++++ Dataset extract
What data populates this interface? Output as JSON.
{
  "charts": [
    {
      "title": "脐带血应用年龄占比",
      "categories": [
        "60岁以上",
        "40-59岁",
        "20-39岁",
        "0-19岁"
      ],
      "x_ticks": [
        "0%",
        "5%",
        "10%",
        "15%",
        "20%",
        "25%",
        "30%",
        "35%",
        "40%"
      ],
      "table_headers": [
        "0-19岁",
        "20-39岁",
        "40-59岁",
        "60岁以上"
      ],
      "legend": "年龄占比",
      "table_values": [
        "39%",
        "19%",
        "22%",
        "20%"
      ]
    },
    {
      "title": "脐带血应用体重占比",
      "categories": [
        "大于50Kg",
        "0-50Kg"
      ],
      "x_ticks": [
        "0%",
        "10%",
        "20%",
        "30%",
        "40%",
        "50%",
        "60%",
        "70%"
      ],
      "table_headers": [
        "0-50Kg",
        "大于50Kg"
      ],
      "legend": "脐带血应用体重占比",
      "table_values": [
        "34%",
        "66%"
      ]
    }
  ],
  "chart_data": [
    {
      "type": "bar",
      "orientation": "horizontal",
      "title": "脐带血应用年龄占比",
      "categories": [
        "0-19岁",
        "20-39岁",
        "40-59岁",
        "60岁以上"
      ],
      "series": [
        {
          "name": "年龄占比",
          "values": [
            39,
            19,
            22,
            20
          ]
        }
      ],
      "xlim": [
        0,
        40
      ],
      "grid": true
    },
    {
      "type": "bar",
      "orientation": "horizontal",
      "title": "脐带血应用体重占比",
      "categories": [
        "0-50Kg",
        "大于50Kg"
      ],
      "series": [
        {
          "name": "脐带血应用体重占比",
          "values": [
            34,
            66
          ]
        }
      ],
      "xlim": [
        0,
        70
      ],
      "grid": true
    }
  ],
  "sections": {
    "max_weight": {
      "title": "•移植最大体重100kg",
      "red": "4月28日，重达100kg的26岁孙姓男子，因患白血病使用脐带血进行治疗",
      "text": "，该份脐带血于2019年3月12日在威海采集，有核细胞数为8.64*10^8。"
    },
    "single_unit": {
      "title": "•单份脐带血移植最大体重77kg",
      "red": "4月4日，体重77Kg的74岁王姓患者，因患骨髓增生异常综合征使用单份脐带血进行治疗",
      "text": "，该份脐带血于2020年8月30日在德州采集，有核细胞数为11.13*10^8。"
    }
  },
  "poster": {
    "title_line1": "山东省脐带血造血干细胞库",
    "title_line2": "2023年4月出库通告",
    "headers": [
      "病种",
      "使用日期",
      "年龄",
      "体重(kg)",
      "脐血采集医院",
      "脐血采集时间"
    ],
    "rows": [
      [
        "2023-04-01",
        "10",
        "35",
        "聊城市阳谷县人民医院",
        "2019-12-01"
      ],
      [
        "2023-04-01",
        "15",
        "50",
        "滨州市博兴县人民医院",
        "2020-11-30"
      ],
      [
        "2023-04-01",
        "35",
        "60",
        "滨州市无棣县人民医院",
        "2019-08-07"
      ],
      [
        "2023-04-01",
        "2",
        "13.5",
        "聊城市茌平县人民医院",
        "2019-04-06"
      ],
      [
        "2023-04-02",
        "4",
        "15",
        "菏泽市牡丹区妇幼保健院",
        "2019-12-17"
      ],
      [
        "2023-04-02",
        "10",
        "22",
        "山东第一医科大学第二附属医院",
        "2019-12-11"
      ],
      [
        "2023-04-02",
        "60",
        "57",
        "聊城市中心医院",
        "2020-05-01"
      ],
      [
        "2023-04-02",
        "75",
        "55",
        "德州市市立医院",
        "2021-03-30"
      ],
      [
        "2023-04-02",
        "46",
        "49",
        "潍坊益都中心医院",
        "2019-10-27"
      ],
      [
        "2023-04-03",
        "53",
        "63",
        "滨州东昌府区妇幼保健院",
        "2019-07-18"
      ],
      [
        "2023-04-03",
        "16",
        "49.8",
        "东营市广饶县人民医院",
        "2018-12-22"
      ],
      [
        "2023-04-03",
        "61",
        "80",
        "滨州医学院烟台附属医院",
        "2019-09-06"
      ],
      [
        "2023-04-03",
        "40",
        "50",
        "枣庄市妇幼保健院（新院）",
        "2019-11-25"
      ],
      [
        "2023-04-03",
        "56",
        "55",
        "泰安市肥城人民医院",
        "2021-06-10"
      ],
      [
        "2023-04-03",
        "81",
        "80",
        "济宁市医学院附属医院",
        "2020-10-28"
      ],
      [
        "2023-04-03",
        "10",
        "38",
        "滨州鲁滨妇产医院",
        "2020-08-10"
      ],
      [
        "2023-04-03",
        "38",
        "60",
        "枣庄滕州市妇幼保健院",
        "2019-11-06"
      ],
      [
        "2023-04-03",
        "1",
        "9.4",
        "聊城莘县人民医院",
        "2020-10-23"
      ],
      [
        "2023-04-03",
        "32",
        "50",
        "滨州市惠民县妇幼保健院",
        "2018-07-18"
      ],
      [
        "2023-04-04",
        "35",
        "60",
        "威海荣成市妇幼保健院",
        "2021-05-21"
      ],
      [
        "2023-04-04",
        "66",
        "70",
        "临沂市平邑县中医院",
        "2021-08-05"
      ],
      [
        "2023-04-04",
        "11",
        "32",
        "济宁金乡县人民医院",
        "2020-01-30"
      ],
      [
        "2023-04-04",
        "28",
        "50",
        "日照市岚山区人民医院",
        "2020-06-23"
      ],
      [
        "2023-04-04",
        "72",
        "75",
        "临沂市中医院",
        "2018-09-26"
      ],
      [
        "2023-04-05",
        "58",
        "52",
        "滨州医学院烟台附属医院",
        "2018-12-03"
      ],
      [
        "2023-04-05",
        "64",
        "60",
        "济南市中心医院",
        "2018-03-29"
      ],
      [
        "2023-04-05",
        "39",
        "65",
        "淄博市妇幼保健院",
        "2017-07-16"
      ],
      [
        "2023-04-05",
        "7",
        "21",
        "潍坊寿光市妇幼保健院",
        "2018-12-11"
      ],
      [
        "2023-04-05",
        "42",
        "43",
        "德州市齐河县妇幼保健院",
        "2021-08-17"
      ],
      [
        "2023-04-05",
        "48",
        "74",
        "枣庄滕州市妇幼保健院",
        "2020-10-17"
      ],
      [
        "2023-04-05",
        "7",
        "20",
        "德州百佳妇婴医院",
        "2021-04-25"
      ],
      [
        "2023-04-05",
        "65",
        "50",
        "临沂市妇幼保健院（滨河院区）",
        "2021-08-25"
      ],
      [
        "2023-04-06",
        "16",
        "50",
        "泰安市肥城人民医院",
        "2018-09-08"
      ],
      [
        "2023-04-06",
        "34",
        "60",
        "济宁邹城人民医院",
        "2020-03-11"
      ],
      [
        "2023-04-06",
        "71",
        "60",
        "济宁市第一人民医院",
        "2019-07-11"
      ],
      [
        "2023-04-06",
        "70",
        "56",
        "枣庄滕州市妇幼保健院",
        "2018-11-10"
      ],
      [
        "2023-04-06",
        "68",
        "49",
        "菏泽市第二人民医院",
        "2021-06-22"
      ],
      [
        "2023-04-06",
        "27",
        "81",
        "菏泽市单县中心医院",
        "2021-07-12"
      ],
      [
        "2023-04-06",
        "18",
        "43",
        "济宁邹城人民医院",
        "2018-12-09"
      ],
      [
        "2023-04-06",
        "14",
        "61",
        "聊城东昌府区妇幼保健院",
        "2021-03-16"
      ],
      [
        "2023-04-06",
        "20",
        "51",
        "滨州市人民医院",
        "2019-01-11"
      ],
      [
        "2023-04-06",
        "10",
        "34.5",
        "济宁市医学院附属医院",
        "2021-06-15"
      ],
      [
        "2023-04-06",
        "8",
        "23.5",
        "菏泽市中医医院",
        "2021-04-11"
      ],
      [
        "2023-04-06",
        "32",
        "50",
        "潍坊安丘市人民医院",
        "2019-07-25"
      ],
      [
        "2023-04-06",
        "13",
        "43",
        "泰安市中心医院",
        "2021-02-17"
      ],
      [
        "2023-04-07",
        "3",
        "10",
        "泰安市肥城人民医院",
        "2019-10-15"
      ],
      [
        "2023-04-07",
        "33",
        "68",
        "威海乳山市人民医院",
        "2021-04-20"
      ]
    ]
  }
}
++++++++
• [Objective]
Search the records above for "text". Copy each line where it is found.

• [Expected answer]
      "text": "，该份脐带血于2019年3月12日在威海采集，有核细胞数为8.64*10^8。"
      "text": "，该份脐带血于2020年8月30日在德州采集，有核细胞数为11.13*10^8。"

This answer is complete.